• What you should do: Render the following material again verbatim, leaving nothing out.

-- start --

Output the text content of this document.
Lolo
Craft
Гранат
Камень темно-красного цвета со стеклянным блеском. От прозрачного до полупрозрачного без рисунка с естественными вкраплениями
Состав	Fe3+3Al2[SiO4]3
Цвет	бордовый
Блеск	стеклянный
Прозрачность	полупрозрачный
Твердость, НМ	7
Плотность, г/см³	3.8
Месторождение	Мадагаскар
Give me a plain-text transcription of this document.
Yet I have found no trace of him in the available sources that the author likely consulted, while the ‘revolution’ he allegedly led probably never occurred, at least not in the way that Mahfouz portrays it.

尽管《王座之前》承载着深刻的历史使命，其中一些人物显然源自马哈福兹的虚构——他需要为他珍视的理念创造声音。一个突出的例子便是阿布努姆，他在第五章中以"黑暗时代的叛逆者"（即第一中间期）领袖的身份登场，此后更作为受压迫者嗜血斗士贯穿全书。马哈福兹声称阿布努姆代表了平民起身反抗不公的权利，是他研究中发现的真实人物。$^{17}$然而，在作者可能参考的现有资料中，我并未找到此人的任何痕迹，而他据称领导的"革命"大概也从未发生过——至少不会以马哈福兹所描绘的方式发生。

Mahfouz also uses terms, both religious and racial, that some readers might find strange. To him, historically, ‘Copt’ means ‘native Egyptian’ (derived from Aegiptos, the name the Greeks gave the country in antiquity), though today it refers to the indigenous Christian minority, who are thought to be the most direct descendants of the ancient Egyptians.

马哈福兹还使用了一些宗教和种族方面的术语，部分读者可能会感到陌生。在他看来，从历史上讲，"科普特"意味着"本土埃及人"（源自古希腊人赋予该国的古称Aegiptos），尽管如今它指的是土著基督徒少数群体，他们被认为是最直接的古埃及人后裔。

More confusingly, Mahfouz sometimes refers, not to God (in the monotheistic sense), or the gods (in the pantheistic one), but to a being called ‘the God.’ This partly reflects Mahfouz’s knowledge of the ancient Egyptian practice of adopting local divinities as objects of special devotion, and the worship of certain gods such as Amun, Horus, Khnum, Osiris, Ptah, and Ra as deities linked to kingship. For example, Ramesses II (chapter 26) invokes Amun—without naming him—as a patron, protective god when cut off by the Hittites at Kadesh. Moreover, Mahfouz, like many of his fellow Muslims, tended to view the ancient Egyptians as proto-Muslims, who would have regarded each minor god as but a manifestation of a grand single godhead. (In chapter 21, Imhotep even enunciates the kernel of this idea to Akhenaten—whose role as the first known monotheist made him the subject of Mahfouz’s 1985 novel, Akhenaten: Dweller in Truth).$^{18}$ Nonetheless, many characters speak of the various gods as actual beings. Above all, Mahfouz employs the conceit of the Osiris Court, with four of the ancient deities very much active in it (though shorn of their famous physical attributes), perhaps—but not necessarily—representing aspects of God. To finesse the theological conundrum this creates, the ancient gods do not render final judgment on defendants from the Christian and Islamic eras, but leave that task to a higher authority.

-- end --

• Complete response:
Output the text content of this document.
Lolo
Craft
Гранат
Камень темно-красного цвета со стеклянным блеском. От прозрачного до полупрозрачного без рисунка с естественными вкраплениями
Состав	Fe3+3Al2[SiO4]3
Цвет	бордовый
Блеск	стеклянный
Прозрачность	полупрозрачный
Твердость, НМ	7
Плотность, г/см³	3.8
Месторождение	Мадагаскар
Give me a plain-text transcription of this document.
Yet I have found no trace of him in the available sources that the author likely consulted, while the ‘revolution’ he allegedly led probably never occurred, at least not in the way that Mahfouz portrays it.

尽管《王座之前》承载着深刻的历史使命，其中一些人物显然源自马哈福兹的虚构——他需要为他珍视的理念创造声音。一个突出的例子便是阿布努姆，他在第五章中以"黑暗时代的叛逆者"（即第一中间期）领袖的身份登场，此后更作为受压迫者嗜血斗士贯穿全书。马哈福兹声称阿布努姆代表了平民起身反抗不公的权利，是他研究中发现的真实人物。$^{17}$然而，在作者可能参考的现有资料中，我并未找到此人的任何痕迹，而他据称领导的"革命"大概也从未发生过——至少不会以马哈福兹所描绘的方式发生。

Mahfouz also uses terms, both religious and racial, that some readers might find strange. To him, historically, ‘Copt’ means ‘native Egyptian’ (derived from Aegiptos, the name the Greeks gave the country in antiquity), though today it refers to the indigenous Christian minority, who are thought to be the most direct descendants of the ancient Egyptians.

马哈福兹还使用了一些宗教和种族方面的术语，部分读者可能会感到陌生。在他看来，从历史上讲，"科普特"意味着"本土埃及人"（源自古希腊人赋予该国的古称Aegiptos），尽管如今它指的是土著基督徒少数群体，他们被认为是最直接的古埃及人后裔。

More confusingly, Mahfouz sometimes refers, not to God (in the monotheistic sense), or the gods (in the pantheistic one), but to a being called ‘the God.’ This partly reflects Mahfouz’s knowledge of the ancient Egyptian practice of adopting local divinities as objects of special devotion, and the worship of certain gods such as Amun, Horus, Khnum, Osiris, Ptah, and Ra as deities linked to kingship. For example, Ramesses II (chapter 26) invokes Amun—without naming him—as a patron, protective god when cut off by the Hittites at Kadesh. Moreover, Mahfouz, like many of his fellow Muslims, tended to view the ancient Egyptians as proto-Muslims, who would have regarded each minor god as but a manifestation of a grand single godhead. (In chapter 21, Imhotep even enunciates the kernel of this idea to Akhenaten—whose role as the first known monotheist made him the subject of Mahfouz’s 1985 novel, Akhenaten: Dweller in Truth).$^{18}$ Nonetheless, many characters speak of the various gods as actual beings. Above all, Mahfouz employs the conceit of the Osiris Court, with four of the ancient deities very much active in it (though shorn of their famous physical attributes), perhaps—but not necessarily—representing aspects of God. To finesse the theological conundrum this creates, the ancient gods do not render final judgment on defendants from the Christian and Islamic eras, but leave that task to a higher authority.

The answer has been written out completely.